> _Your instructions_: For every line in the data below that contains "their", copy the line.

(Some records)
────────────────────────────────────────

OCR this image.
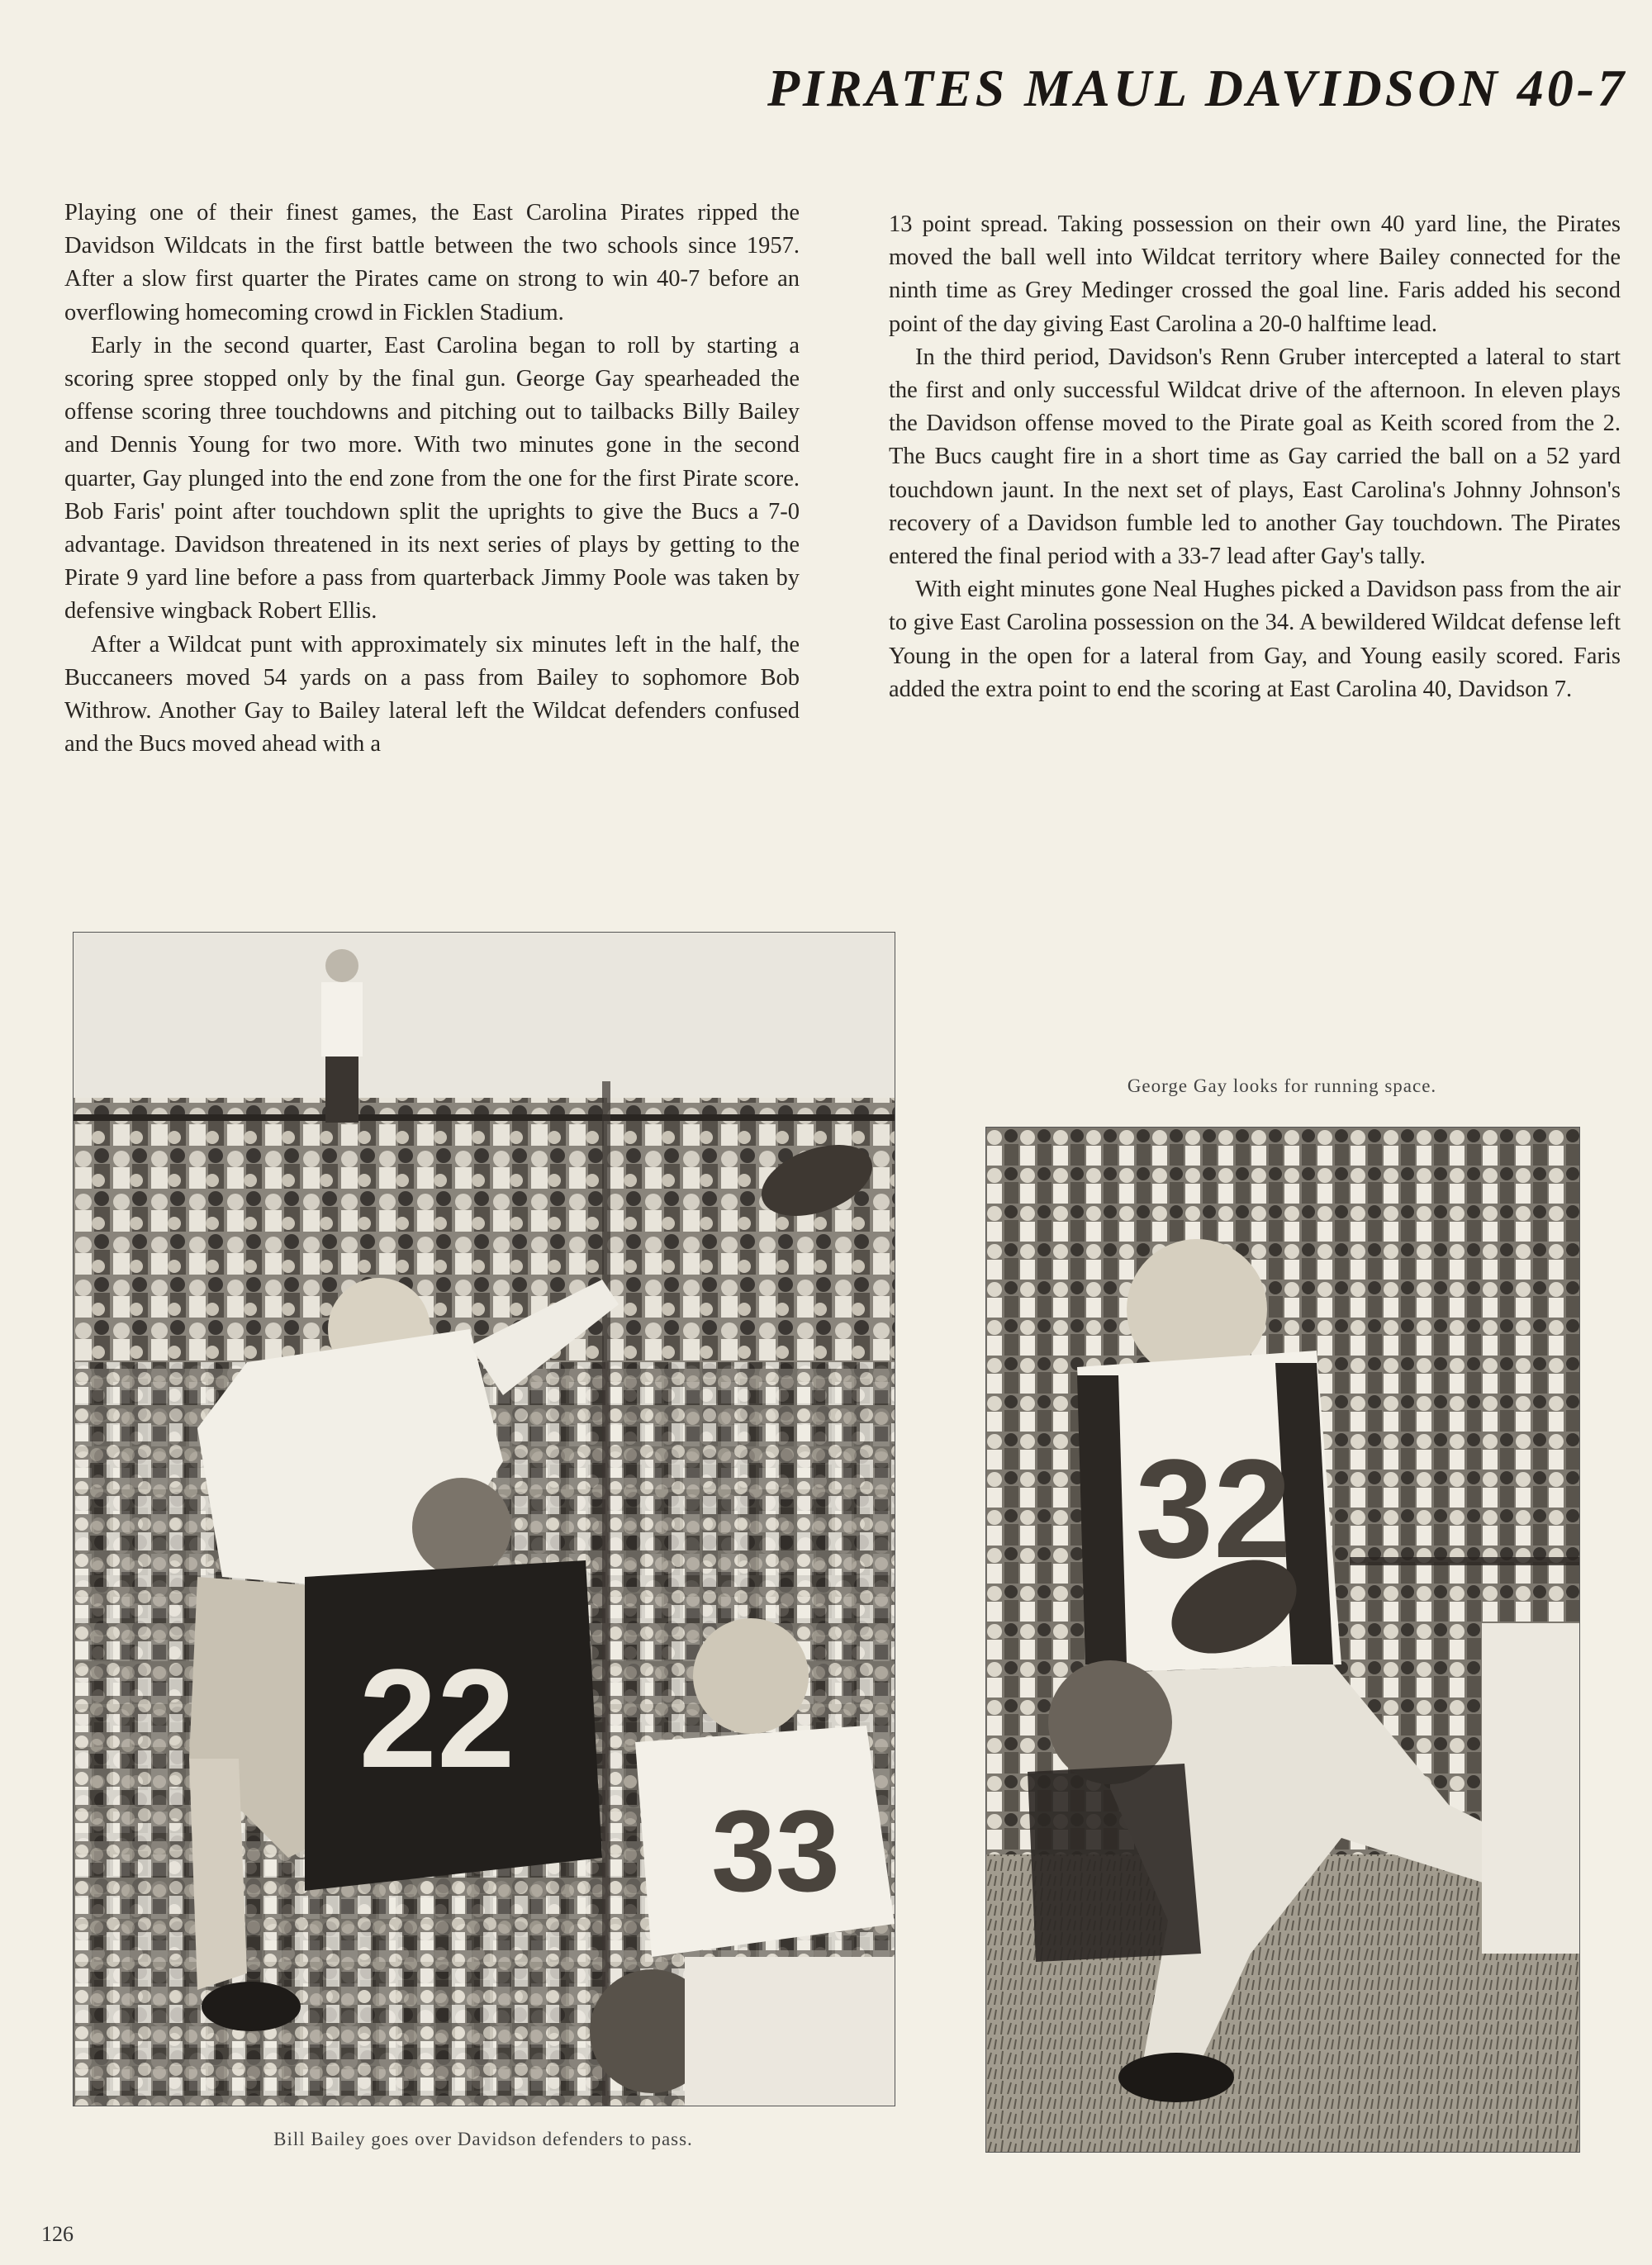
PIRATES MAUL DAVIDSON 40-7

Playing one of their finest games, the East Carolina Pirates ripped the Davidson Wildcats in the first battle between the two schools since 1957. After a slow first quarter the Pirates came on strong to win 40-7 before an overflowing homecoming crowd in Ficklen Stadium.

Early in the second quarter, East Carolina began to roll by starting a scoring spree stopped only by the final gun. George Gay spearheaded the offense scoring three touchdowns and pitching out to tailbacks Billy Bailey and Dennis Young for two more. With two minutes gone in the second quarter, Gay plunged into the end zone from the one for the first Pirate score. Bob Faris' point after touchdown split the uprights to give the Bucs a 7-0 advantage. Davidson threatened in its next series of plays by getting to the Pirate 9 yard line before a pass from quarterback Jimmy Poole was taken by defensive wingback Robert Ellis.

After a Wildcat punt with approximately six minutes left in the half, the Buccaneers moved 54 yards on a pass from Bailey to sophomore Bob Withrow. Another Gay to Bailey lateral left the Wildcat defenders confused and the Bucs moved ahead with a

13 point spread. Taking possession on their own 40 yard line, the Pirates moved the ball well into Wildcat territory where Bailey connected for the ninth time as Grey Medinger crossed the goal line. Faris added his second point of the day giving East Carolina a 20-0 halftime lead.

In the third period, Davidson's Renn Gruber intercepted a lateral to start the first and only successful Wildcat drive of the afternoon. In eleven plays the Davidson offense moved to the Pirate goal as Keith scored from the 2. The Bucs caught fire in a short time as Gay carried the ball on a 52 yard touchdown jaunt. In the next set of plays, East Carolina's Johnny Johnson's recovery of a Davidson fumble led to another Gay touchdown. The Pirates entered the final period with a 33-7 lead after Gay's tally.

With eight minutes gone Neal Hughes picked a Davidson pass from the air to give East Carolina possession on the 34. A bewildered Wildcat defense left Young in the open for a lateral from Gay, and Young easily scored. Faris added the extra point to end the scoring at East Carolina 40, Davidson 7.

22
33
Bill Bailey goes over Davidson defenders to pass.
George Gay looks for running space.
32
126
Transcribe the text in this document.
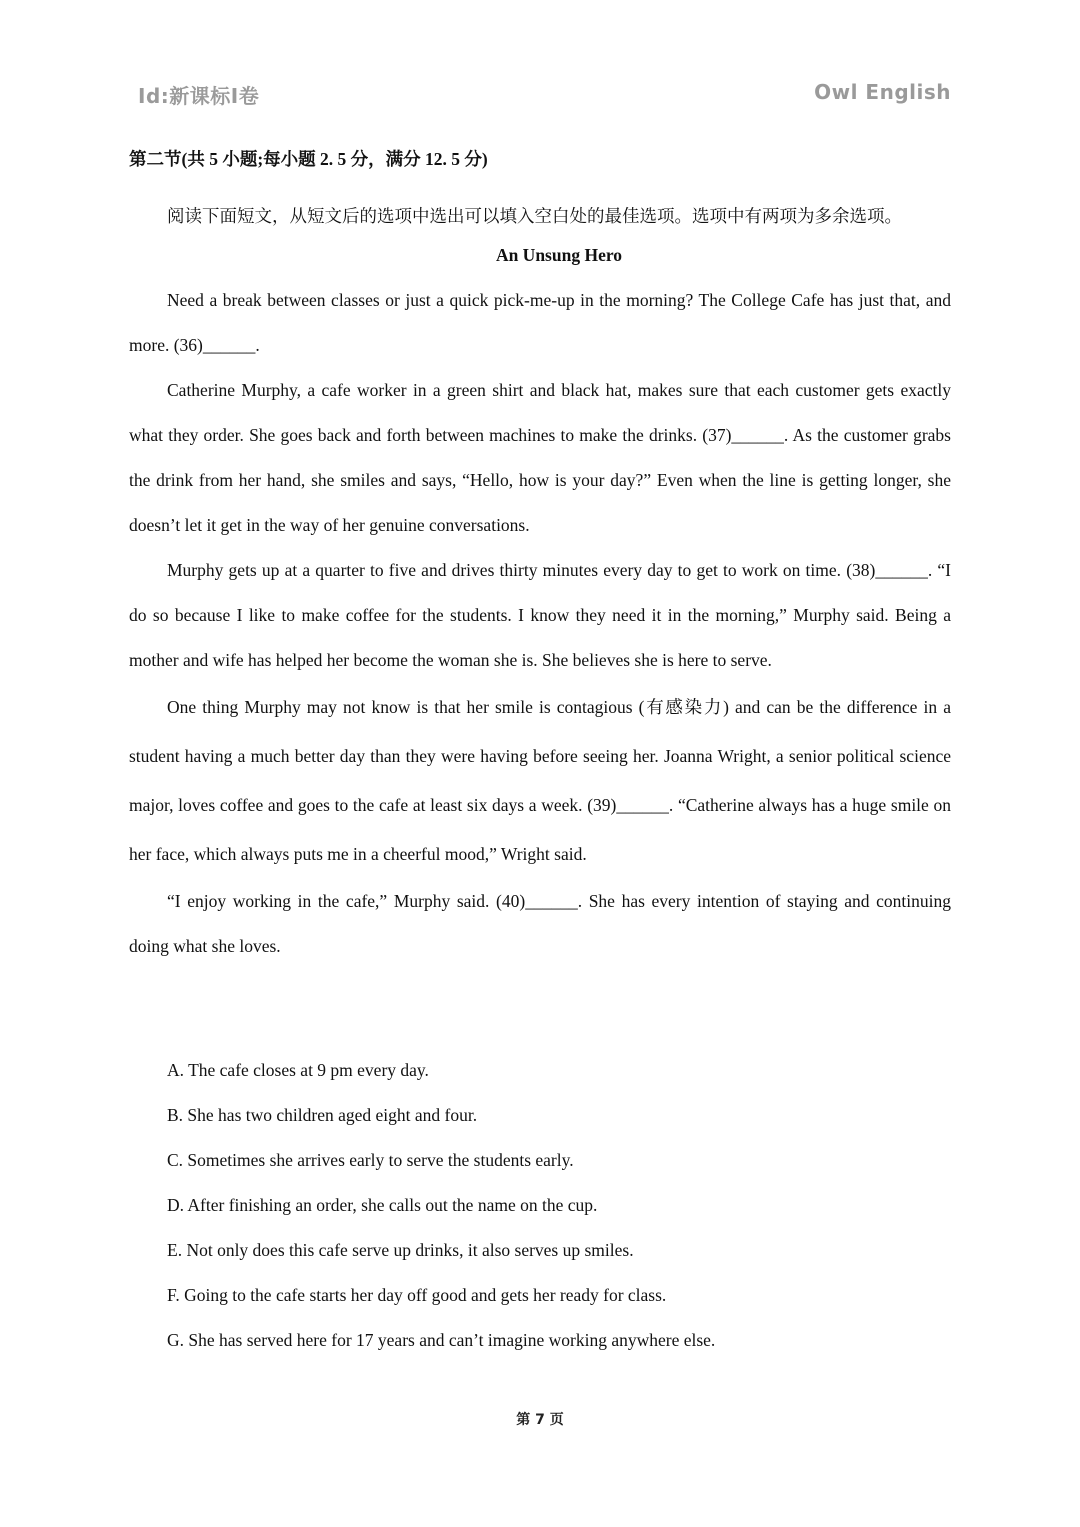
Id:新课标I卷	Owl English
第二节(共 5 小题;每小题 2. 5 分，满分 12. 5 分)
阅读下面短文，从短文后的选项中选出可以填入空白处的最佳选项。选项中有两项为多余选项。
An Unsung Hero

Need a break between classes or just a quick pick-me-up in the morning? The College Cafe has just that, and more. (36)______.

Catherine Murphy, a cafe worker in a green shirt and black hat, makes sure that each customer gets exactly what they order. She goes back and forth between machines to make the drinks. (37)______. As the customer grabs the drink from her hand, she smiles and says, “Hello, how is your day?” Even when the line is getting longer, she doesn’t let it get in the way of her genuine conversations.

Murphy gets up at a quarter to five and drives thirty minutes every day to get to work on time. (38)______. “I do so because I like to make coffee for the students. I know they need it in the morning,” Murphy said. Being a mother and wife has helped her become the woman she is. She believes she is here to serve.

One thing Murphy may not know is that her smile is contagious (有感染力) and can be the difference in a student having a much better day than they were having before seeing her. Joanna Wright, a senior political science major, loves coffee and goes to the cafe at least six days a week. (39)______. “Catherine always has a huge smile on her face, which always puts me in a cheerful mood,” Wright said.

“I enjoy working in the cafe,” Murphy said. (40)______. She has every intention of staying and continuing doing what she loves.

A. The cafe closes at 9 pm every day.
B. She has two children aged eight and four.
C. Sometimes she arrives early to serve the students early.
D. After finishing an order, she calls out the name on the cup.
E. Not only does this cafe serve up drinks, it also serves up smiles.
F. Going to the cafe starts her day off good and gets her ready for class.
G. She has served here for 17 years and can’t imagine working anywhere else.
第 7 页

────────────────────────────────────────

> _Task response_:
Playing one of their finest games, the East Carolina Pirates ripped the Davidson Wildcats in the first battle between the two schools since 1957. After a slow first quarter the Pirates came on strong to win 40-7 before an overflowing homecoming crowd in Ficklen Stadium.
13 point spread. Taking possession on their own 40 yard line, the Pirates moved the ball well into Wildcat territory where Bailey connected for the ninth time as Grey Medinger crossed the goal line. Faris added his second point of the day giving East Carolina a 20-0 halftime lead.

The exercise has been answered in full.